* _WHAT TO PRODUCE_
Copy the lines holding the word "Schnellentlüftung", all of them.

-- begin RECORD SET --

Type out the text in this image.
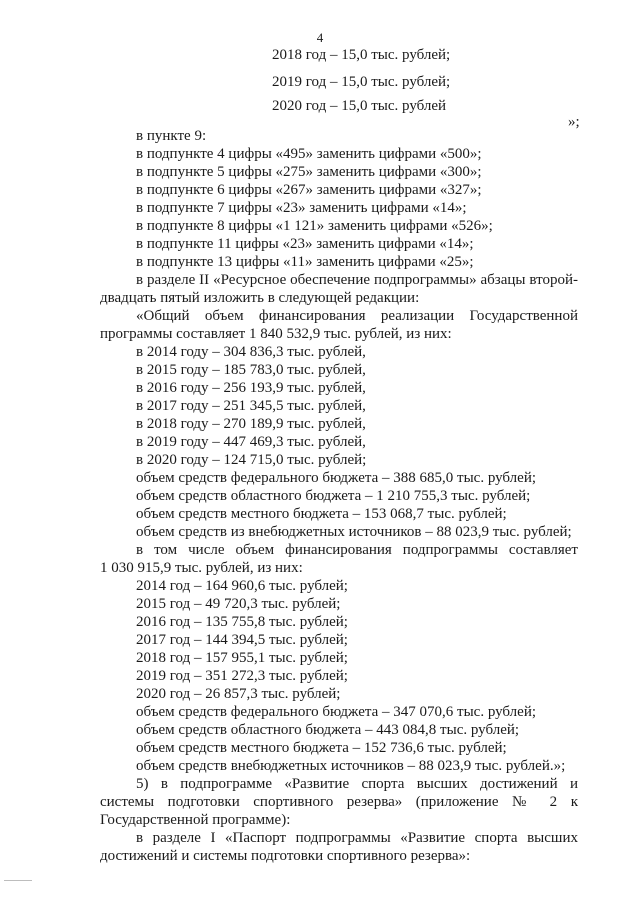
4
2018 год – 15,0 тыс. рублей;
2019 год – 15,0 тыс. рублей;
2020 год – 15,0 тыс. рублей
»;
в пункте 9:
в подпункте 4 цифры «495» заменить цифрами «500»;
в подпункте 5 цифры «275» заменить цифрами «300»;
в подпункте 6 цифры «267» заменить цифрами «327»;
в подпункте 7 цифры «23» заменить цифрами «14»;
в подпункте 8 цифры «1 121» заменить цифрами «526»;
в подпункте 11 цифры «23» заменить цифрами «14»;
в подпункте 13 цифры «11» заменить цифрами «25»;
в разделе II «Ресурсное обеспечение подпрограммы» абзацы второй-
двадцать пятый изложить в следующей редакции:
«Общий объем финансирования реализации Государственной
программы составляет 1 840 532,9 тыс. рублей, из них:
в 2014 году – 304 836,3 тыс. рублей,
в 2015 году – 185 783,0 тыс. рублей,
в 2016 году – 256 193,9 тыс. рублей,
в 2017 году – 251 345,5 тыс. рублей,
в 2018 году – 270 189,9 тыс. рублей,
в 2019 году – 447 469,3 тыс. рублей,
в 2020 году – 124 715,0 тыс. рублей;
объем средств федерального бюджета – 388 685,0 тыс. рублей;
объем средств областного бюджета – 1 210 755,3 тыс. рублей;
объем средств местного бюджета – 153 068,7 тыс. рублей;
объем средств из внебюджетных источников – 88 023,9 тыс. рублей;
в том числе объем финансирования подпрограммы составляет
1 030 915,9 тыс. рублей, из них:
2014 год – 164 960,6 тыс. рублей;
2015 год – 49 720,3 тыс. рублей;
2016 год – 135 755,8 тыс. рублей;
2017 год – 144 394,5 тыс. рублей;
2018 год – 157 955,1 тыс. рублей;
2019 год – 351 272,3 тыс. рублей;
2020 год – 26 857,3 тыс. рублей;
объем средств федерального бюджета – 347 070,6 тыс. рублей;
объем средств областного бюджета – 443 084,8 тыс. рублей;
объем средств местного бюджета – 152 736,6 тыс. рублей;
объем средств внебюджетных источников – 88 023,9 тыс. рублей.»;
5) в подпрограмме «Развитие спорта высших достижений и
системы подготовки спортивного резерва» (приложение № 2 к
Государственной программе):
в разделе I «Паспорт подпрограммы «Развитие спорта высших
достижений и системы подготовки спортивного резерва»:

-- end RECORD SET --
-- begin RECORD SET --

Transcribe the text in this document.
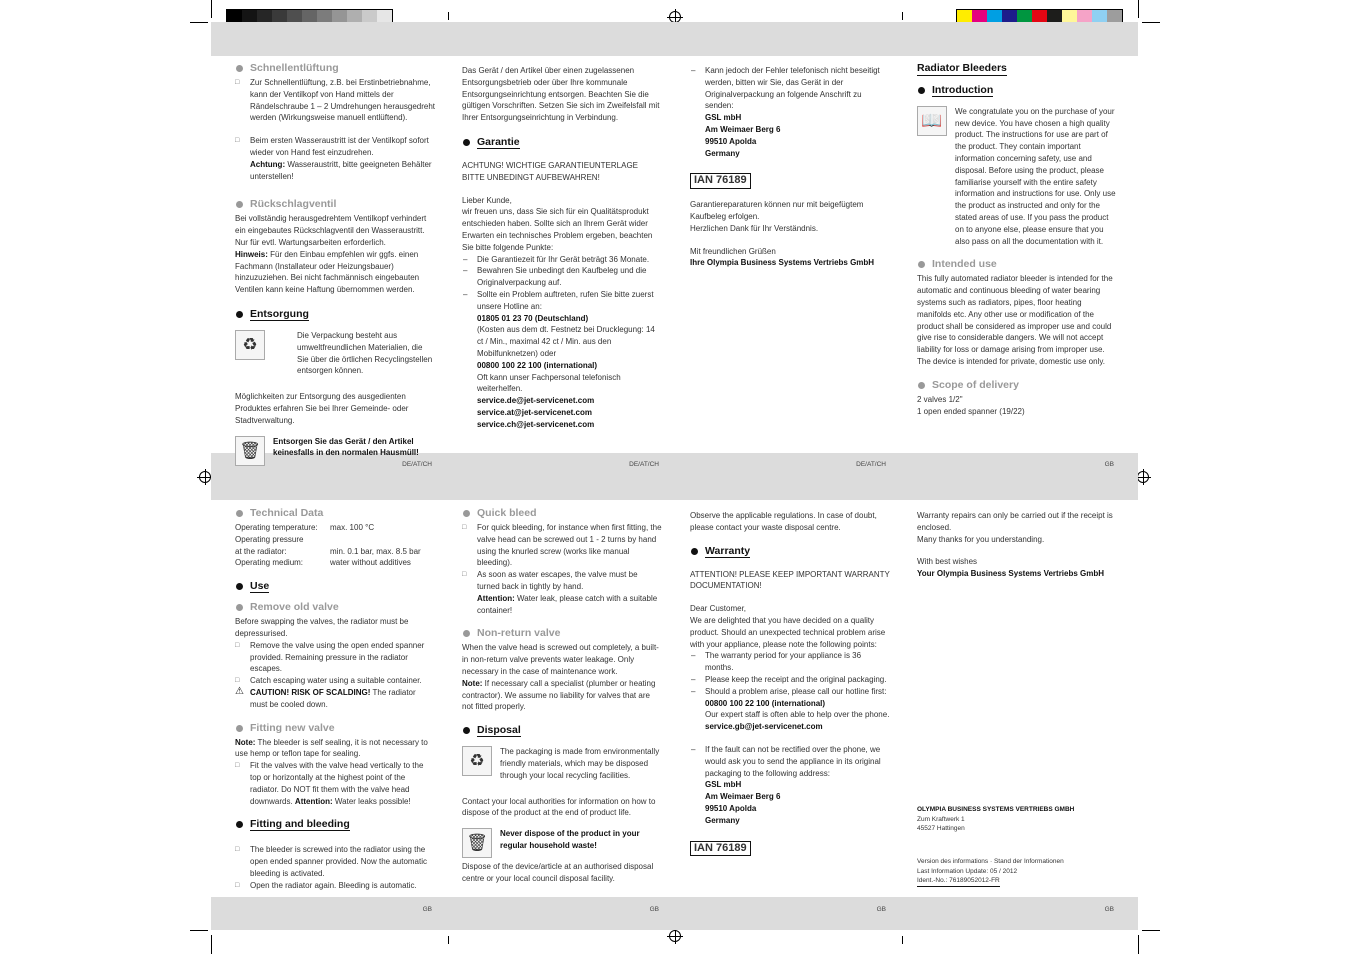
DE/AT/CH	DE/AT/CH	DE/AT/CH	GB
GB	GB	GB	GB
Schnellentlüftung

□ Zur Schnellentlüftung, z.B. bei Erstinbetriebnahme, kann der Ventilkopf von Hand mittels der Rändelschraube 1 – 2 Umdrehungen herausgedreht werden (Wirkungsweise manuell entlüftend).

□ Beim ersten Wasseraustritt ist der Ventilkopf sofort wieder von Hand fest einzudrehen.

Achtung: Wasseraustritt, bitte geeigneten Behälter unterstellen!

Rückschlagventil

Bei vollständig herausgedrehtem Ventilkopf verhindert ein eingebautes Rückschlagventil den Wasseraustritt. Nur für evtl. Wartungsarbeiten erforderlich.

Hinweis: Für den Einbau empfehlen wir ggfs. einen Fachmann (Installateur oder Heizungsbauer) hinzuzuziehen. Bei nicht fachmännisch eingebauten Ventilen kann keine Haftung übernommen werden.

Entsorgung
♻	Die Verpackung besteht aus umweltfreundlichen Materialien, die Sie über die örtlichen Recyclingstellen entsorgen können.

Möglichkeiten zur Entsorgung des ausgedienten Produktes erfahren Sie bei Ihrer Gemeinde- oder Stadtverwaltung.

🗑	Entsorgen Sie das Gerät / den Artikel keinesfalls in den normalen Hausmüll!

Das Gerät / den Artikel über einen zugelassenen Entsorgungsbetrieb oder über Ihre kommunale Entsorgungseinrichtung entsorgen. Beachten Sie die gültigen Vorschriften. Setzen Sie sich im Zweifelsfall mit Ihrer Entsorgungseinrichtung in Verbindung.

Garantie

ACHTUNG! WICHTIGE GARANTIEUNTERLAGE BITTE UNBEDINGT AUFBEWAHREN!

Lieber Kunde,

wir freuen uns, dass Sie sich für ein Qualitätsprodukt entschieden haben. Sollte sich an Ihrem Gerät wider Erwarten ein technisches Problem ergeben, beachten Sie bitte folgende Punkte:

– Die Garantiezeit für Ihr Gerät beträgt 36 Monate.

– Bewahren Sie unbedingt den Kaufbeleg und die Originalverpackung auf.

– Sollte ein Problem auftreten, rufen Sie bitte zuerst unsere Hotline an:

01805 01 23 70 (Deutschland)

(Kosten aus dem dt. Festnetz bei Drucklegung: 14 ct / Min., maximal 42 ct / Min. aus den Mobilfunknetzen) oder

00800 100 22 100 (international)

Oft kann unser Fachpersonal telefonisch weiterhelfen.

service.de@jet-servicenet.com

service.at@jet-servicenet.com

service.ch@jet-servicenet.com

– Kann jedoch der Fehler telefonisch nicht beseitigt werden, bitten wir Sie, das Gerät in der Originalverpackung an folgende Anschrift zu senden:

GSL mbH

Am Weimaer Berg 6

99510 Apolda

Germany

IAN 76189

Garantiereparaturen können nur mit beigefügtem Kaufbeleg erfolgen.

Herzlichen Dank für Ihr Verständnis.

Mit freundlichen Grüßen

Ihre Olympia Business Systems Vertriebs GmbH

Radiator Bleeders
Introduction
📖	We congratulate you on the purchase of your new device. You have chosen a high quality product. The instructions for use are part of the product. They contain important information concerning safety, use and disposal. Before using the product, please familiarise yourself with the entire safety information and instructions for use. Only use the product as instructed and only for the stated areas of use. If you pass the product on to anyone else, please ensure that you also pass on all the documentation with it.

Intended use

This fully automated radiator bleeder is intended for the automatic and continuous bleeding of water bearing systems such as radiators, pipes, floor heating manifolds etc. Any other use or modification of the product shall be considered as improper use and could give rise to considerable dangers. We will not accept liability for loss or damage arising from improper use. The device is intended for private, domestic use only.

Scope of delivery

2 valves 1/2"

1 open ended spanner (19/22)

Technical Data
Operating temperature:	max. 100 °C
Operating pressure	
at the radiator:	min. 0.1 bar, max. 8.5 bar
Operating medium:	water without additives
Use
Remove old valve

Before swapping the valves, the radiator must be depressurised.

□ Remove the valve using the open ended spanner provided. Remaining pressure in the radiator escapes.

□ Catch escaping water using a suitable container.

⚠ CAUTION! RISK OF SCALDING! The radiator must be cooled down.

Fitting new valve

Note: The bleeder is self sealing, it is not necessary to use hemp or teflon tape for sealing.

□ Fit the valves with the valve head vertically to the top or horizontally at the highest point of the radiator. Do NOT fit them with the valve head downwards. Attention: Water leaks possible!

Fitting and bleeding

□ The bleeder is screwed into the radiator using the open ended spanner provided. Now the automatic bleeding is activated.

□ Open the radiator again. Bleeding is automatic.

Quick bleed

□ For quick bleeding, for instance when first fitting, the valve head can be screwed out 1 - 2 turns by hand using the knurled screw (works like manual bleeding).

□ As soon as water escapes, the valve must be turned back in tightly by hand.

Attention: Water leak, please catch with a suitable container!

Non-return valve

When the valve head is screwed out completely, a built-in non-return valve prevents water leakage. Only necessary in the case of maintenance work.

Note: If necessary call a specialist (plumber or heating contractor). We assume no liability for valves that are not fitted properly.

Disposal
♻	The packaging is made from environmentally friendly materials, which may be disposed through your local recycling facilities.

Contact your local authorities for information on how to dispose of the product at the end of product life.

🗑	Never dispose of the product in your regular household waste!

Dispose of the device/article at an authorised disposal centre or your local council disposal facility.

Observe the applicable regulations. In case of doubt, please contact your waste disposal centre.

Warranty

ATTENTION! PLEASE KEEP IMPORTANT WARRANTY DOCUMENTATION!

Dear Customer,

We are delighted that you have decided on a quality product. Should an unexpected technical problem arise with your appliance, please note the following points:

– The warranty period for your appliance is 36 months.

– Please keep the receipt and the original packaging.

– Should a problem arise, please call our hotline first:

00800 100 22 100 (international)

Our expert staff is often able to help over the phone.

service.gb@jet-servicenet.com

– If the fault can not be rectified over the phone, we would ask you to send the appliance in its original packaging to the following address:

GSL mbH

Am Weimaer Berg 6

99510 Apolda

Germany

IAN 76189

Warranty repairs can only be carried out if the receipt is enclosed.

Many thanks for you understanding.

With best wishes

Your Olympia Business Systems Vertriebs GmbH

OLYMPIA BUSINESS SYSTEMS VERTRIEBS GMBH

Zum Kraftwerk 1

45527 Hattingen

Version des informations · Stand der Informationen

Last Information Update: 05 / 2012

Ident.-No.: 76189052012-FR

-- end RECORD SET --

* _RESULT OF THIS TASK_
Schnellentlüftung
□ Zur Schnellentlüftung, z.B. bei Erstinbetriebnahme, kann der Ventilkopf von Hand mittels der Rändelschraube 1 – 2 Umdrehungen herausgedreht werden (Wirkungsweise manuell entlüftend).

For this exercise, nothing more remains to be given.